**Goal:** Print the data exactly as it is given, please.

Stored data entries
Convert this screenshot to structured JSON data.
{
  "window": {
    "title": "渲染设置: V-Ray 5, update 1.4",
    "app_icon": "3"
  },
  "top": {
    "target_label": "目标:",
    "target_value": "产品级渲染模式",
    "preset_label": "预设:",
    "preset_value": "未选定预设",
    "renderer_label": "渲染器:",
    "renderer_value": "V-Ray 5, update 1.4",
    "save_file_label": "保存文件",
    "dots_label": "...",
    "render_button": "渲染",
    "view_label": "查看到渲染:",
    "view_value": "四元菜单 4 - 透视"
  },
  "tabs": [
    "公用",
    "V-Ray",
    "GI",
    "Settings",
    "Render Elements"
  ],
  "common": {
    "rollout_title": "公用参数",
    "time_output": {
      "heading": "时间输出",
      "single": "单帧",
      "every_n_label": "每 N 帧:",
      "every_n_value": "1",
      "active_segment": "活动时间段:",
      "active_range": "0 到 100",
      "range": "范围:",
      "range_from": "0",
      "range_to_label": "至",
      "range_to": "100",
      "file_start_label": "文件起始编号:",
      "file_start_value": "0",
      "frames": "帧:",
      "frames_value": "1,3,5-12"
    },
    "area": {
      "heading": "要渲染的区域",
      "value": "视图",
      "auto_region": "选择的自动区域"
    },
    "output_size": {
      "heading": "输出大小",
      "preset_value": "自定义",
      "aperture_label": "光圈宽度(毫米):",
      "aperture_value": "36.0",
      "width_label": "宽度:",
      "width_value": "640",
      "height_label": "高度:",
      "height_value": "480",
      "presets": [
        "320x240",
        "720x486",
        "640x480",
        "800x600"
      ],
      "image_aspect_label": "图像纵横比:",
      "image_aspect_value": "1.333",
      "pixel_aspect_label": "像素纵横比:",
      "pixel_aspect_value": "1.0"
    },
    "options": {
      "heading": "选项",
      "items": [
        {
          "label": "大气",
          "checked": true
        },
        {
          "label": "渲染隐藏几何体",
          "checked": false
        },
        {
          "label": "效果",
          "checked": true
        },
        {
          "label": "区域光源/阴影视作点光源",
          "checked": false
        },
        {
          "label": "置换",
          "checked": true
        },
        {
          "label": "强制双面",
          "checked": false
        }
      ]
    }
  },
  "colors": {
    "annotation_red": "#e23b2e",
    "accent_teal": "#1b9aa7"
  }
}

**Answer to this task:**
Convert this screenshot to structured JSON data.
{
  "window": {
    "title": "渲染设置: V-Ray 5, update 1.4",
    "app_icon": "3"
  },
  "top": {
    "target_label": "目标:",
    "target_value": "产品级渲染模式",
    "preset_label": "预设:",
    "preset_value": "未选定预设",
    "renderer_label": "渲染器:",
    "renderer_value": "V-Ray 5, update 1.4",
    "save_file_label": "保存文件",
    "dots_label": "...",
    "render_button": "渲染",
    "view_label": "查看到渲染:",
    "view_value": "四元菜单 4 - 透视"
  },
  "tabs": [
    "公用",
    "V-Ray",
    "GI",
    "Settings",
    "Render Elements"
  ],
  "common": {
    "rollout_title": "公用参数",
    "time_output": {
      "heading": "时间输出",
      "single": "单帧",
      "every_n_label": "每 N 帧:",
      "every_n_value": "1",
      "active_segment": "活动时间段:",
      "active_range": "0 到 100",
      "range": "范围:",
      "range_from": "0",
      "range_to_label": "至",
      "range_to": "100",
      "file_start_label": "文件起始编号:",
      "file_start_value": "0",
      "frames": "帧:",
      "frames_value": "1,3,5-12"
    },
    "area": {
      "heading": "要渲染的区域",
      "value": "视图",
      "auto_region": "选择的自动区域"
    },
    "output_size": {
      "heading": "输出大小",
      "preset_value": "自定义",
      "aperture_label": "光圈宽度(毫米):",
      "aperture_value": "36.0",
      "width_label": "宽度:",
      "width_value": "640",
      "height_label": "高度:",
      "height_value": "480",
      "presets": [
        "320x240",
        "720x486",
        "640x480",
        "800x600"
      ],
      "image_aspect_label": "图像纵横比:",
      "image_aspect_value": "1.333",
      "pixel_aspect_label": "像素纵横比:",
      "pixel_aspect_value": "1.0"
    },
    "options": {
      "heading": "选项",
      "items": [
        {
          "label": "大气",
          "checked": true
        },
        {
          "label": "渲染隐藏几何体",
          "checked": false
        },
        {
          "label": "效果",
          "checked": true
        },
        {
          "label": "区域光源/阴影视作点光源",
          "checked": false
        },
        {
          "label": "置换",
          "checked": true
        },
        {
          "label": "强制双面",
          "checked": false
        }
      ]
    }
  },
  "colors": {
    "annotation_red": "#e23b2e",
    "accent_teal": "#1b9aa7"
  }
}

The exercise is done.